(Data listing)
>> START
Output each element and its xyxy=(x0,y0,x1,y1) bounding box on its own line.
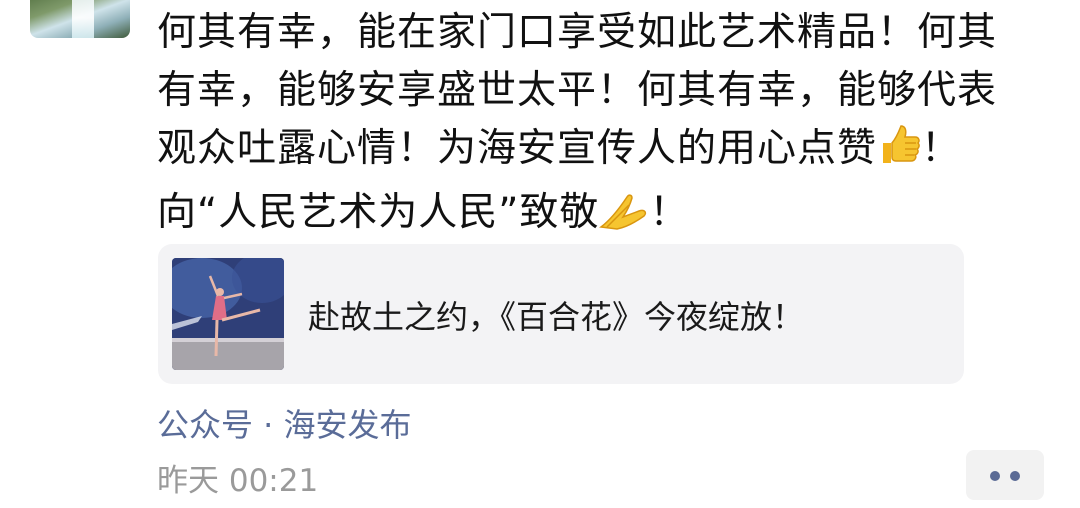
post-content: 何其有幸，能在家门口享受如此艺术精品！何其 有幸，能够安享盛世太平！何其有幸，能… xyxy=(157,4,1057,248)
shared-article-card[interactable]: 赴故土之约，《百合花》今夜绽放！ xyxy=(158,244,964,384)
post-line-4: 向“人民艺术为人民”致敬 ！ xyxy=(157,184,1057,248)
post-line-3-text: 观众吐露心情！为海安宣传人的用心点赞 xyxy=(157,126,878,171)
more-dot-icon xyxy=(990,471,1000,481)
avatar[interactable] xyxy=(30,0,130,38)
post-line-3-tail: ！ xyxy=(921,126,962,171)
post-line-4-text: 向“人民艺术为人民”致敬 xyxy=(157,190,600,235)
more-dot-icon xyxy=(1010,471,1020,481)
folded-hands-icon xyxy=(599,190,649,248)
official-account-link[interactable]: 公众号 · 海安发布 xyxy=(157,400,412,446)
ballet-dancer-image xyxy=(172,258,284,370)
article-title: 赴故土之约，《百合花》今夜绽放！ xyxy=(308,298,805,336)
moments-post: 何其有幸，能在家门口享受如此艺术精品！何其 有幸，能够安享盛世太平！何其有幸，能… xyxy=(0,0,1080,508)
post-line-3: 观众吐露心情！为海安宣传人的用心点赞 ！ xyxy=(157,120,1057,184)
post-timestamp: 昨天 00:21 xyxy=(157,463,319,499)
more-actions-button[interactable] xyxy=(966,450,1044,500)
thumbs-up-icon xyxy=(877,123,921,184)
post-line-1: 何其有幸，能在家门口享受如此艺术精品！何其 xyxy=(157,10,998,55)
post-line-2: 有幸，能够安享盛世太平！何其有幸，能够代表 xyxy=(157,68,998,113)
post-line-4-tail: ！ xyxy=(649,190,690,235)
waterfall-image xyxy=(72,0,94,38)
>> END
● What the exercise asks: Return everything in the records from the line containing "post-content: 何其有幸，能在家门口享受如此艺术精品！何其 有幸，能够安享盛世太平！何其有幸，能…" down to the end of the records, with both ends included, reproducing each line verbatim.

● The response:
post-content: 何其有幸，能在家门口享受如此艺术精品！何其 有幸，能够安享盛世太平！何其有幸，能… xyxy=(157,4,1057,248)
shared-article-card[interactable]: 赴故土之约，《百合花》今夜绽放！ xyxy=(158,244,964,384)
post-line-4: 向“人民艺术为人民”致敬 ！ xyxy=(157,184,1057,248)
post-line-3-text: 观众吐露心情！为海安宣传人的用心点赞 xyxy=(157,126,878,171)
more-dot-icon xyxy=(990,471,1000,481)
avatar[interactable] xyxy=(30,0,130,38)
post-line-3-tail: ！ xyxy=(921,126,962,171)
post-line-4-text: 向“人民艺术为人民”致敬 xyxy=(157,190,600,235)
more-dot-icon xyxy=(1010,471,1020,481)
folded-hands-icon xyxy=(599,190,649,248)
official-account-link[interactable]: 公众号 · 海安发布 xyxy=(157,400,412,446)
ballet-dancer-image xyxy=(172,258,284,370)
article-title: 赴故土之约，《百合花》今夜绽放！ xyxy=(308,298,805,336)
moments-post: 何其有幸，能在家门口享受如此艺术精品！何其 有幸，能够安享盛世太平！何其有幸，能… xyxy=(0,0,1080,508)
post-line-3: 观众吐露心情！为海安宣传人的用心点赞 ！ xyxy=(157,120,1057,184)
post-timestamp: 昨天 00:21 xyxy=(157,463,319,499)
more-actions-button[interactable] xyxy=(966,450,1044,500)
thumbs-up-icon xyxy=(877,123,921,184)
post-line-1: 何其有幸，能在家门口享受如此艺术精品！何其 xyxy=(157,10,998,55)
post-line-2: 有幸，能够安享盛世太平！何其有幸，能够代表 xyxy=(157,68,998,113)
post-line-4-tail: ！ xyxy=(649,190,690,235)
waterfall-image xyxy=(72,0,94,38)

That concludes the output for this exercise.